ROWS:
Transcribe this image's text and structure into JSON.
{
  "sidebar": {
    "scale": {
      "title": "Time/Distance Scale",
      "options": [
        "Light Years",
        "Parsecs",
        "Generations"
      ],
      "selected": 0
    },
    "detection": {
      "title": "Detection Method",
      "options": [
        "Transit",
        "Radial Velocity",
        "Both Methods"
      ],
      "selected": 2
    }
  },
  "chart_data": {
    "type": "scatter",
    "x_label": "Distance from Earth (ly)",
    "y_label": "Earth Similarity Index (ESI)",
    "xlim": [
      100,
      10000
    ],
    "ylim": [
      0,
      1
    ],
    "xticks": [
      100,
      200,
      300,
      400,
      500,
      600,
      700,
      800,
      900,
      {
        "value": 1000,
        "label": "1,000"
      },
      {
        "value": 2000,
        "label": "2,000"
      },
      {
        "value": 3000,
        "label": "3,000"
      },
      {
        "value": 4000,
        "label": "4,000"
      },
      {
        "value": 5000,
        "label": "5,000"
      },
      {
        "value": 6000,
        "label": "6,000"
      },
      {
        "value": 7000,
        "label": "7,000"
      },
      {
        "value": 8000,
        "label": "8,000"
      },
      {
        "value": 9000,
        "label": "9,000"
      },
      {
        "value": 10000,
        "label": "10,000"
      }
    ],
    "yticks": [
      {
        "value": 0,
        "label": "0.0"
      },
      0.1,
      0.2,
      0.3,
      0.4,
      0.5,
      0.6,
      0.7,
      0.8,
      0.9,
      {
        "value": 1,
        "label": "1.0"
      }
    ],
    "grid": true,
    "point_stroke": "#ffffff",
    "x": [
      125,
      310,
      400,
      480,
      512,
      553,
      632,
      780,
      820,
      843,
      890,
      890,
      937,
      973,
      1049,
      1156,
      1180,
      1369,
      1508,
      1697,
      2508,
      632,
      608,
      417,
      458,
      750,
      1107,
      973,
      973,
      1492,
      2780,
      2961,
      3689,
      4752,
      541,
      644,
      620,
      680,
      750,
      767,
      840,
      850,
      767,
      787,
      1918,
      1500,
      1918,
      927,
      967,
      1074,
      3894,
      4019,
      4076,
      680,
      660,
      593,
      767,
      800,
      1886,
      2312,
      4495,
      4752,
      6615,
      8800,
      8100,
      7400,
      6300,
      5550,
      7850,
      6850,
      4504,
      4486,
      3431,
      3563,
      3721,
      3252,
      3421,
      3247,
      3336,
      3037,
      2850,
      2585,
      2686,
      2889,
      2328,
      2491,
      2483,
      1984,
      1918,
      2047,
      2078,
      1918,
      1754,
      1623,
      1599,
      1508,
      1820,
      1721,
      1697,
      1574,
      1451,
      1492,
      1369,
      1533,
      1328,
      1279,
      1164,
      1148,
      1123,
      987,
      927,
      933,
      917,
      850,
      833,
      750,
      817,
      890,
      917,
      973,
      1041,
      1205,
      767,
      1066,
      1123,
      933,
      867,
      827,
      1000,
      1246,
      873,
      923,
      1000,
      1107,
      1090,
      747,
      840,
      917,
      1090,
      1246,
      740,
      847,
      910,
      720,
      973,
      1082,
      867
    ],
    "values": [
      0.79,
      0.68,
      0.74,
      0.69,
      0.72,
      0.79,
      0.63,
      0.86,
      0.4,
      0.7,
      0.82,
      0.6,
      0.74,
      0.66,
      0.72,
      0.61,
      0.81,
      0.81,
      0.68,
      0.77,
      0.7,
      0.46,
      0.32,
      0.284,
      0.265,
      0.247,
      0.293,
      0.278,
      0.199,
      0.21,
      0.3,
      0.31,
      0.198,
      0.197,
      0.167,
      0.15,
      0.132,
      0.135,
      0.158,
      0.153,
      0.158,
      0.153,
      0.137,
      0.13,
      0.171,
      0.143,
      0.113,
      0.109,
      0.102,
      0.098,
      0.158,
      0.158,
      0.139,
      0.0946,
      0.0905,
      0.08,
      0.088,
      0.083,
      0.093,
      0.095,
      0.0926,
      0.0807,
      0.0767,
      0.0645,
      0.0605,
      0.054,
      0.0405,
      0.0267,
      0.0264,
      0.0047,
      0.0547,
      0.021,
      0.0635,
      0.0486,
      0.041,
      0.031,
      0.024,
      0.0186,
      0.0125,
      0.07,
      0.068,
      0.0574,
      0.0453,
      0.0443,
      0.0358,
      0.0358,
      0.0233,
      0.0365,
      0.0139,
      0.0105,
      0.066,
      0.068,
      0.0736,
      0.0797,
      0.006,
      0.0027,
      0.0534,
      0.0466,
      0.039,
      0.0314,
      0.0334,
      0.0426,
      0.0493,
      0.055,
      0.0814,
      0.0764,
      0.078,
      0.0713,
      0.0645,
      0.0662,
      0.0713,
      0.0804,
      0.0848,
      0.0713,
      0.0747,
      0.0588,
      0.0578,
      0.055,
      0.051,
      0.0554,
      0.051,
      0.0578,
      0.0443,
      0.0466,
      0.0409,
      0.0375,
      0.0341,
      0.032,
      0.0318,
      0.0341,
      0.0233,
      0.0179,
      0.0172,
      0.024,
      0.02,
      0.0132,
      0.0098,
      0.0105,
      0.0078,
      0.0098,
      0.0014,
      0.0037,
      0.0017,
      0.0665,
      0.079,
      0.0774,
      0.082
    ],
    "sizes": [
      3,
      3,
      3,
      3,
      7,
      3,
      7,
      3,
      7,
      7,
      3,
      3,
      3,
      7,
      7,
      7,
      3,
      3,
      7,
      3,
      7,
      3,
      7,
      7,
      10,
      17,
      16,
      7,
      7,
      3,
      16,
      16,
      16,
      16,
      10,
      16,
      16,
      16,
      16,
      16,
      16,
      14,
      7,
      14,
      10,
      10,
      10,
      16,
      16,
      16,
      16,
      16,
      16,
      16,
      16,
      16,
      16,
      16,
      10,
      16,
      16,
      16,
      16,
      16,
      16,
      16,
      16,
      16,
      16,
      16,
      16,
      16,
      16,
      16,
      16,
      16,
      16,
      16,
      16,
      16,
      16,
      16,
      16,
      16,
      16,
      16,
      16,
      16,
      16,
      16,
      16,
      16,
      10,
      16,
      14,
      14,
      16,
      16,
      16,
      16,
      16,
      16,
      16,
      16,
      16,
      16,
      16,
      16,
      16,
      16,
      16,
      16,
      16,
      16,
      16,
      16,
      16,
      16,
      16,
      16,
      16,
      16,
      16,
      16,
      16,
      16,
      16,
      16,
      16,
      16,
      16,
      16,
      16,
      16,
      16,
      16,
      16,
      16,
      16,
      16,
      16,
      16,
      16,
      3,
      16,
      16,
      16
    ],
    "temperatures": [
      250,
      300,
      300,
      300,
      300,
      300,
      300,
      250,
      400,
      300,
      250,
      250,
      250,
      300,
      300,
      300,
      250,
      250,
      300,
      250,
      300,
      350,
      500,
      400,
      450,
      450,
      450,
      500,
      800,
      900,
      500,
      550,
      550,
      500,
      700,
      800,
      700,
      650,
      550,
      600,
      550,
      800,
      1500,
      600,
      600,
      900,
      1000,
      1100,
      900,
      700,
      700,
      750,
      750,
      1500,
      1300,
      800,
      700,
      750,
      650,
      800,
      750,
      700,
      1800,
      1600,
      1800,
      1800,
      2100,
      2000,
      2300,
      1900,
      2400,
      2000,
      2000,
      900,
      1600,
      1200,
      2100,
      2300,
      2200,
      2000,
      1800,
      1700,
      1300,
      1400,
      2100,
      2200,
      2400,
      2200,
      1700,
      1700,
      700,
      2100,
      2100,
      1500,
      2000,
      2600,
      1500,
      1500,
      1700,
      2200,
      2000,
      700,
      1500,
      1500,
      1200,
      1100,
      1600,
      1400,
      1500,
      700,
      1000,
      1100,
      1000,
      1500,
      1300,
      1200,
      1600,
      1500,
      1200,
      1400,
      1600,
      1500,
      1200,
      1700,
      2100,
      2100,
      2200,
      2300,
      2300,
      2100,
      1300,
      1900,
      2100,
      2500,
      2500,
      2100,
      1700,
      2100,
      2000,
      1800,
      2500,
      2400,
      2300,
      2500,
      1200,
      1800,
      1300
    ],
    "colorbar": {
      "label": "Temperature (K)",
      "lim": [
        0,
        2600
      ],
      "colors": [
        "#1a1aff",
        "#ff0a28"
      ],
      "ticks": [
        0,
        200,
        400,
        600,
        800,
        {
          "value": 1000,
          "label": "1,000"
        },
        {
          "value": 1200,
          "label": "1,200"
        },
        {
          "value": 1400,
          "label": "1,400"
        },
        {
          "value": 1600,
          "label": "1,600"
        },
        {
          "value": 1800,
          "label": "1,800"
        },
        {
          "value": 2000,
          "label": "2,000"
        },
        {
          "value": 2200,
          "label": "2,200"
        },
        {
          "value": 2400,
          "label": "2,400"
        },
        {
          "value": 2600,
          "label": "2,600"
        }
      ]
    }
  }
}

WHAT THE TASK ASKS: Track down every line of the material containing the string "title", and copy it.

WRITTEN SOLUTION:
      "title": "Time/Distance Scale",
      "title": "Detection Method",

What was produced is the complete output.